How to Make Natural Soap: No More Nasty Chemicals!
We use soap to clean our skin from pollutants and dirt that build up throughout the day in order to maintain optimal skin health and beauty. But how safe are the soaps we use every day? We should understand that most commercial soaps, including the leading brands, have ingredients and chemicals that are absorbed by our skin and could be harmful.
Commercial soaps include a variety of ingredients: parabens, phthalates, artificial colorings, and synthetic perfume that can irritate and even negatively impact skin health. So, if we want healthy and beautiful skin, it goes without saying that using these chemically-ridden soaps may be counter-productive.
Fortunately, the process of making natural and homemade soaps is becoming more popular. Due to increased popularity, people are getting more creative, and more varying recipes are being formulated all the time. Natural soaps contain any number of carrier oils, essential oils, honey, oatmeal, aloe, and other organic ingredients.
But why buy pre-made soaps when you can enjoy the experience and excitement of using your own creativity to formulate your next favorite scented concoction? Whether you desire certain unique scents, textures, colors, sizes, or shapes, it’s all completely dependent upon your own ideas and tastes.
Whether you desire certain unique scents, textures, colors, sizes, or shapes, it’s all completely dependent upon your own ideas and tastes. Who knows, you might become the next small-town soap artisan!
Safety First: Working With Lye
When it comes to soap-making, there are basically two different methods that can be used. Both methods utilize chemical reactions from lye and both must be used with caution.
Gloves and safety glasses/goggles are often recommended when working with lye. When the necessary precautions are taken, working with lye is very safe.
Also, all Lye will be expended once the chemical reaction necessary to make your soap is complete.

++++++

What to do:
1. What protective equipment does the article on making natural soap say is often recommended when working with lye?
2. Carry on the article on making natural soap from the point at which it stops.

Record list:
++++++

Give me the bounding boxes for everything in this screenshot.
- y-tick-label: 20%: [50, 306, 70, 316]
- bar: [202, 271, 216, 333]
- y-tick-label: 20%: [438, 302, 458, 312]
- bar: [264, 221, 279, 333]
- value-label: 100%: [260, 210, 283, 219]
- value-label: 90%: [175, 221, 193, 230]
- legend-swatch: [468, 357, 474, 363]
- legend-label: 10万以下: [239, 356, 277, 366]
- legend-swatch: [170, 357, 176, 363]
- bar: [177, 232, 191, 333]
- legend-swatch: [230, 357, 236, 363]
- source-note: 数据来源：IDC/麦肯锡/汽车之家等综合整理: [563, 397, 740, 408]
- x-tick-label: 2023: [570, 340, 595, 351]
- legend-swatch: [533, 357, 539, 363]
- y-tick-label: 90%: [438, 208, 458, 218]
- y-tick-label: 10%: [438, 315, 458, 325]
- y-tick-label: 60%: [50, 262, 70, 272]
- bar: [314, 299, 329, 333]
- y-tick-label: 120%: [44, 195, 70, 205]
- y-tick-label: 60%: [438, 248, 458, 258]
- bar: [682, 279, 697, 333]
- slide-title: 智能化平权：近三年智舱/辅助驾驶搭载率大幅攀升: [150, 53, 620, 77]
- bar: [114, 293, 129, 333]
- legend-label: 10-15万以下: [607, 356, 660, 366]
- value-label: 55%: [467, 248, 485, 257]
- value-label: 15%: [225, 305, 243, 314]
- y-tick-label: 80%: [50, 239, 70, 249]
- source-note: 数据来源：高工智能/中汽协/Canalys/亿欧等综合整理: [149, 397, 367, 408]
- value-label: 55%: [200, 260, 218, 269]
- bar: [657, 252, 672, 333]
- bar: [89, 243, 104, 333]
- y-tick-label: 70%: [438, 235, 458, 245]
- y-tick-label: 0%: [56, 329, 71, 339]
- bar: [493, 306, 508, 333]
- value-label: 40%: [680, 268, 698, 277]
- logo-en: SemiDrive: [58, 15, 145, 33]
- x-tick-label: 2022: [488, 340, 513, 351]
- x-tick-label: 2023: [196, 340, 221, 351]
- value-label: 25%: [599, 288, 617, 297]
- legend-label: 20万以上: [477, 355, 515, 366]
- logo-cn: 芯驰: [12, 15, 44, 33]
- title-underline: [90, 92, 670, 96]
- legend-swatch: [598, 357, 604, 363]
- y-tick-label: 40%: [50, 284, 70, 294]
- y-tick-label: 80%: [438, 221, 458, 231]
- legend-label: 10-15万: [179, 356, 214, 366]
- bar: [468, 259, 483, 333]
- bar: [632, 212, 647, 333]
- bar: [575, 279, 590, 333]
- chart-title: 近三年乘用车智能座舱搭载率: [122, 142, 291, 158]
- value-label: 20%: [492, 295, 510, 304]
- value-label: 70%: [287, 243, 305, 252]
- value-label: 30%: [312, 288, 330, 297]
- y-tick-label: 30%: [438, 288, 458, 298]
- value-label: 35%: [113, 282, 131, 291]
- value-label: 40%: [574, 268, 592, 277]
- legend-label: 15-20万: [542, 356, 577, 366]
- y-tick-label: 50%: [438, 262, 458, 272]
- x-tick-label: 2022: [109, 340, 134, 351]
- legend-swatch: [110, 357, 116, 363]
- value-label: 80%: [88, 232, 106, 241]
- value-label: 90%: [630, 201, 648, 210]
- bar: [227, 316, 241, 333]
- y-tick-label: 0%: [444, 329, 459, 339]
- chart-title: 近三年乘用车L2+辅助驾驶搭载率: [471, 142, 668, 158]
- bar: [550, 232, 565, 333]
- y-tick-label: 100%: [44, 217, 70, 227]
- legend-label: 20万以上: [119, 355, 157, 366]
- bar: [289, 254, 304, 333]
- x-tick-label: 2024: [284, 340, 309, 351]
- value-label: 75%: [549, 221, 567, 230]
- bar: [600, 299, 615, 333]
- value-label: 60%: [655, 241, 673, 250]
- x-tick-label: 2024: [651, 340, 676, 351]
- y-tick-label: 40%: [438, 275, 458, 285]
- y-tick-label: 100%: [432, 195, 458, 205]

++++++

Responses to the exercise:
1. Gloves and safety glasses or goggles.

2.
A Brief Note on Lye (Sodium Hydroxide):
Before we get into the details of making soap, a few things need to be addressed first. Do you remember those days in chemistry class where your teacher would introduce a new chemical to be used before performing an experiment? Remember the warnings about the volatility of that chemical? Well, lye is one ingredient that is both volatile and dangerous if not handled properly. You don’t need to be a trained chemist to have fun making your own soap, but you do need a blend of common-sense and caution.
In the same way that it’s enjoyable to do experiments in chemistry class, there is fun to be had when making soap at home. But, caution is always advised whenever working with harsh or volatile ingredients like Lye.
Lye, also known as Sodium Hydroxide (or caustic soda), is safe when handled properly. Potassium hydroxide (aka caustic potash) is used for soft and liquid soaps and won’t be used in the recipe dealt with today. For all hard soap recipe’s, be sure to purchase 100% sodium hydroxide. Do not use liquid Lye.
Driving a car can be done safely when caution is used and the same is true when working with Sodium Hydroxide. Many people are afraid to use lye, but that’s due to cases of improper use and misinformation. Also, once the chemical reaction in your soap mixture is finished, no Lye will remain.
Also, be sure to never use aluminum materials when working with lye since it’s a reactant.
Lye Safety Precautions:
- Use PPE (Personal Protective Equipment) like gloves, safety goggles/glasses, long sleeves, or a lab coat (if you want to have the mad-scientist look)
- Keep a container of vinegar near your workspace since it will neutralize the Lye
- Use heat-proof containers that will not crack or melt
- Never lean over your mixture while working
- Work near a water source so you can flush any part of your body that may come into contact with lye
- Cover your work area with newspaper to prevent unwanted spillage from coming into contact with your floor or counter
- Wash hands and arms thoroughly when you’re finished making your soap (a single grain of lye can cause irritation)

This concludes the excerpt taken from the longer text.